— START OF SUPPLIED DATA —

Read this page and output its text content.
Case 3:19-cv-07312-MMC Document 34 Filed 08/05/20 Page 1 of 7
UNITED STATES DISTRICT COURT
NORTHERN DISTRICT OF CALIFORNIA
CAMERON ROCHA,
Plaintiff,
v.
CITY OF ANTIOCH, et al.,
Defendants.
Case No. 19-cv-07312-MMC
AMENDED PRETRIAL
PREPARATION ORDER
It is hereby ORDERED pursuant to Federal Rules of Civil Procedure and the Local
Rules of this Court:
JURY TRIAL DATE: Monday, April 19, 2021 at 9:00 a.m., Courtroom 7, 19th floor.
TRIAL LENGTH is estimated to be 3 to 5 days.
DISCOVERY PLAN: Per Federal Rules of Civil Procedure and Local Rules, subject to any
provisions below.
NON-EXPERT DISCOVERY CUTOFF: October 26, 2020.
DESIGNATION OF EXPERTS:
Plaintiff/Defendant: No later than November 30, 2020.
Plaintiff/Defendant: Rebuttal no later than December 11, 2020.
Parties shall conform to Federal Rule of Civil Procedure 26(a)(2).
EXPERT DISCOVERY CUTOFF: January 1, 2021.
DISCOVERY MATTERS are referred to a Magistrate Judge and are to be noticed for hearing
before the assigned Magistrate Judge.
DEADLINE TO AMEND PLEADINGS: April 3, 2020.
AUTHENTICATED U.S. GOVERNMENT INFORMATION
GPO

— END OF SUPPLIED DATA —

§ **SET TASK**: Look through the entries above for the word "later". Copy every line where it shows up.

§ **FULL RESPONSE**:
Plaintiff/Defendant: No later than November 30, 2020.
Plaintiff/Defendant: Rebuttal no later than December 11, 2020.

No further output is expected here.